- _Task inputs_:
* Start *

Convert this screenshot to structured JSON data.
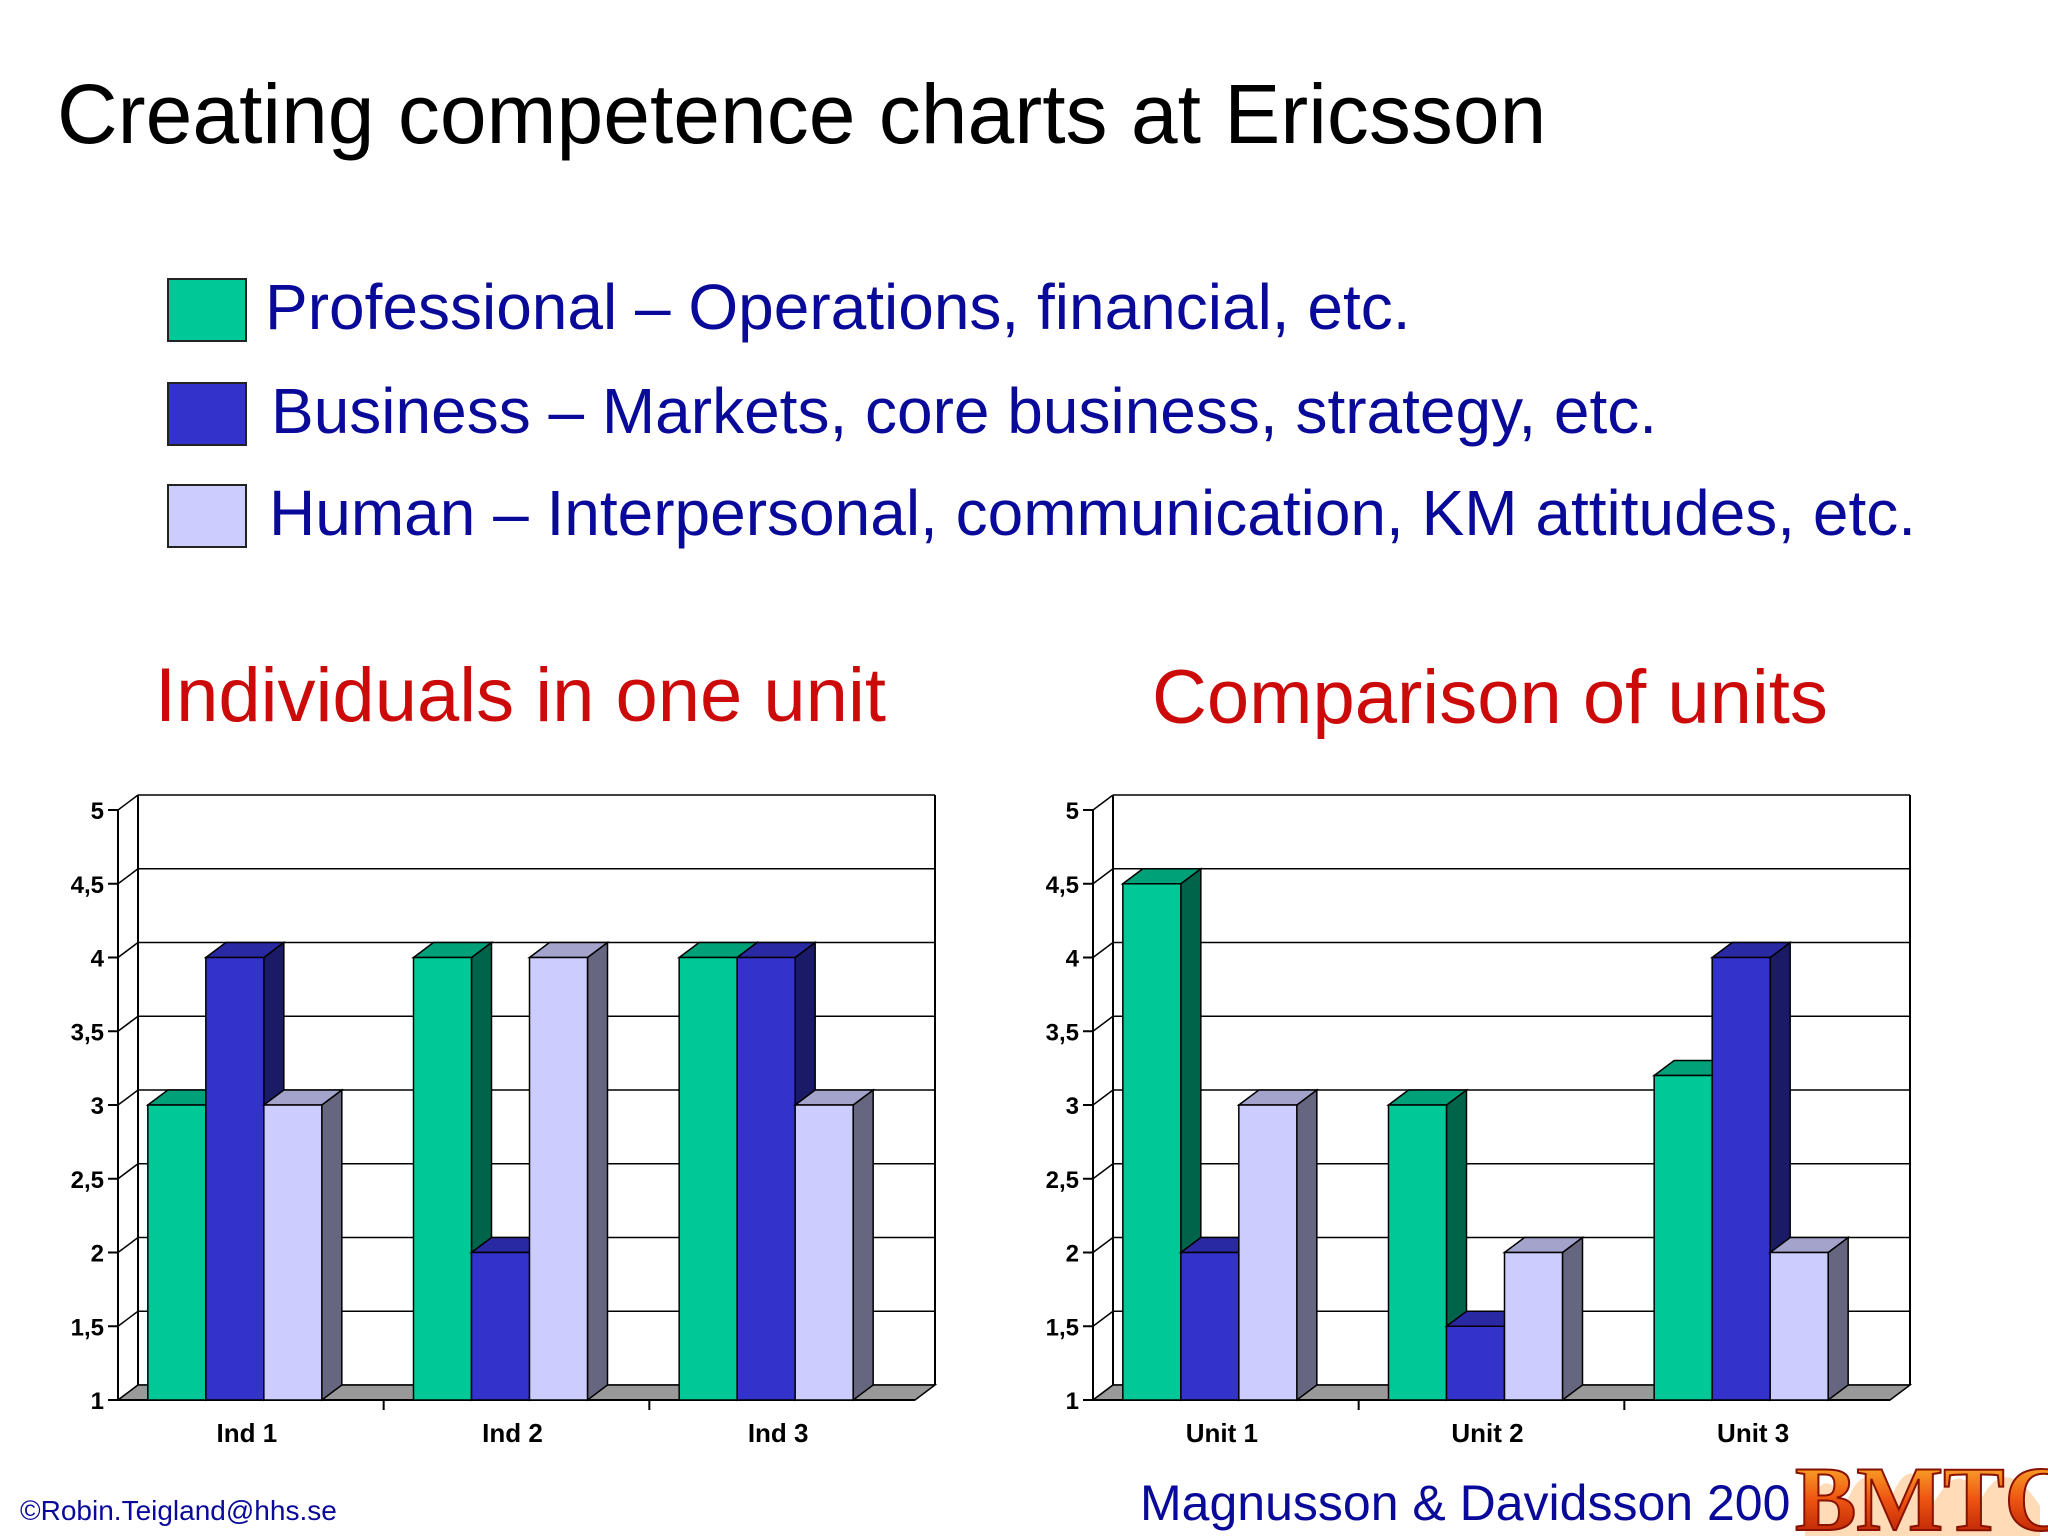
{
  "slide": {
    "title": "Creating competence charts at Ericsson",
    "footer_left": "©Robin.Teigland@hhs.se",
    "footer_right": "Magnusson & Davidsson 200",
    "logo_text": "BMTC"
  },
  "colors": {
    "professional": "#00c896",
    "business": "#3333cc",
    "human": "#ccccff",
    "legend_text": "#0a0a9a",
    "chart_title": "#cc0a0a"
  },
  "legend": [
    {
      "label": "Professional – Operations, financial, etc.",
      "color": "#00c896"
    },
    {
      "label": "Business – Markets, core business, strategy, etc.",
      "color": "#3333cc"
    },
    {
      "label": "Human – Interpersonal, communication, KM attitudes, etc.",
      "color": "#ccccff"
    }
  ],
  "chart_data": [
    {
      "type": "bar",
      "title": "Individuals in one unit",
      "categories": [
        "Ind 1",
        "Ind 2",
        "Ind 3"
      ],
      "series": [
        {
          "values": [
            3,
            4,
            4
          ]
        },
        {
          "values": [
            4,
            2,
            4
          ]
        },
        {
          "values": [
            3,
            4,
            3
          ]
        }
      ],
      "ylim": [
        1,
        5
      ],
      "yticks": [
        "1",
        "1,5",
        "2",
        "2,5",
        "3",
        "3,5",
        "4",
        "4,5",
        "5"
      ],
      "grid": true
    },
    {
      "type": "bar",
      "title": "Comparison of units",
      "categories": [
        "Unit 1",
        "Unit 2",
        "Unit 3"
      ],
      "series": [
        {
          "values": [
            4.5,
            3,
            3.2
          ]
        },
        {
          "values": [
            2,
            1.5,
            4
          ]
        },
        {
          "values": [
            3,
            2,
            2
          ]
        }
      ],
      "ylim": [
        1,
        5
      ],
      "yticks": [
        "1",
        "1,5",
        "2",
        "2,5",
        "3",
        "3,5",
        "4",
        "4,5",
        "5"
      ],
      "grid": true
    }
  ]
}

* End *

- _Set exercise_:
Search the preceding listing for the word "label" and pull out every line that holds it.

- _Exercise output_:
      "label": "Professional – Operations, financial, etc.",
      "label": "Business – Markets, core business, strategy, etc.",
      "label": "Human – Interpersonal, communication, KM attitudes, etc.",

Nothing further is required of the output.